Data records:
- - - - -

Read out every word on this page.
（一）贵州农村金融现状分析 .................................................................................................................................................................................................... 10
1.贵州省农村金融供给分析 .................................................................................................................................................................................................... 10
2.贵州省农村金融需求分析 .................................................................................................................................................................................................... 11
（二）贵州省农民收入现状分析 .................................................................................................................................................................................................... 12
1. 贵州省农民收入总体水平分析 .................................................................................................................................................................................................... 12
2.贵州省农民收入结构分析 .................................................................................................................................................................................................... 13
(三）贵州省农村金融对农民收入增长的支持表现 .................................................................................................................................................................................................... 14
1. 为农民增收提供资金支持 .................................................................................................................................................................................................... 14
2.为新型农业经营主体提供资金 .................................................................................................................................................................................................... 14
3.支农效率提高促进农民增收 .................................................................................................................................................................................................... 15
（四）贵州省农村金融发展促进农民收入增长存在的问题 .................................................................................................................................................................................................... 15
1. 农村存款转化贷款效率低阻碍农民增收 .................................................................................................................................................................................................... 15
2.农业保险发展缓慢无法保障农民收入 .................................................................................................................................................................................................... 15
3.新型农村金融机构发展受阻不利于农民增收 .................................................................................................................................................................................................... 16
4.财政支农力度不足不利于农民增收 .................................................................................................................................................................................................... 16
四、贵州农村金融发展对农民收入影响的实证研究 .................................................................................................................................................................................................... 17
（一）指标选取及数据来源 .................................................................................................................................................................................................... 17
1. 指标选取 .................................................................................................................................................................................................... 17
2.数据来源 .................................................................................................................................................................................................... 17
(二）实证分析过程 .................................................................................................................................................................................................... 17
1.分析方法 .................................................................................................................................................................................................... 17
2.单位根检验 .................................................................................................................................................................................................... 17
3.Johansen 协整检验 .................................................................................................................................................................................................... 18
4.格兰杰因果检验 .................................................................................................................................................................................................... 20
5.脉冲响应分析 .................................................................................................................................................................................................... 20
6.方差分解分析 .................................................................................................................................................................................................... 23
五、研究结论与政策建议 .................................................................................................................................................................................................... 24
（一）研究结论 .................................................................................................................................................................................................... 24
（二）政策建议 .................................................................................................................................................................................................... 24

- - - - -

* JOB: Send back each record exactly as it stands.

* EXERCISE SOLUTION:
Read out every word on this page.
（一）贵州农村金融现状分析 .................................................................................................................................................................................................... 10
1.贵州省农村金融供给分析 .................................................................................................................................................................................................... 10
2.贵州省农村金融需求分析 .................................................................................................................................................................................................... 11
（二）贵州省农民收入现状分析 .................................................................................................................................................................................................... 12
1. 贵州省农民收入总体水平分析 .................................................................................................................................................................................................... 12
2.贵州省农民收入结构分析 .................................................................................................................................................................................................... 13
(三）贵州省农村金融对农民收入增长的支持表现 .................................................................................................................................................................................................... 14
1. 为农民增收提供资金支持 .................................................................................................................................................................................................... 14
2.为新型农业经营主体提供资金 .................................................................................................................................................................................................... 14
3.支农效率提高促进农民增收 .................................................................................................................................................................................................... 15
（四）贵州省农村金融发展促进农民收入增长存在的问题 .................................................................................................................................................................................................... 15
1. 农村存款转化贷款效率低阻碍农民增收 .................................................................................................................................................................................................... 15
2.农业保险发展缓慢无法保障农民收入 .................................................................................................................................................................................................... 15
3.新型农村金融机构发展受阻不利于农民增收 .................................................................................................................................................................................................... 16
4.财政支农力度不足不利于农民增收 .................................................................................................................................................................................................... 16
四、贵州农村金融发展对农民收入影响的实证研究 .................................................................................................................................................................................................... 17
（一）指标选取及数据来源 .................................................................................................................................................................................................... 17
1. 指标选取 .................................................................................................................................................................................................... 17
2.数据来源 .................................................................................................................................................................................................... 17
(二）实证分析过程 .................................................................................................................................................................................................... 17
1.分析方法 .................................................................................................................................................................................................... 17
2.单位根检验 .................................................................................................................................................................................................... 17
3.Johansen 协整检验 .................................................................................................................................................................................................... 18
4.格兰杰因果检验 .................................................................................................................................................................................................... 20
5.脉冲响应分析 .................................................................................................................................................................................................... 20
6.方差分解分析 .................................................................................................................................................................................................... 23
五、研究结论与政策建议 .................................................................................................................................................................................................... 24
（一）研究结论 .................................................................................................................................................................................................... 24
（二）政策建议 .................................................................................................................................................................................................... 24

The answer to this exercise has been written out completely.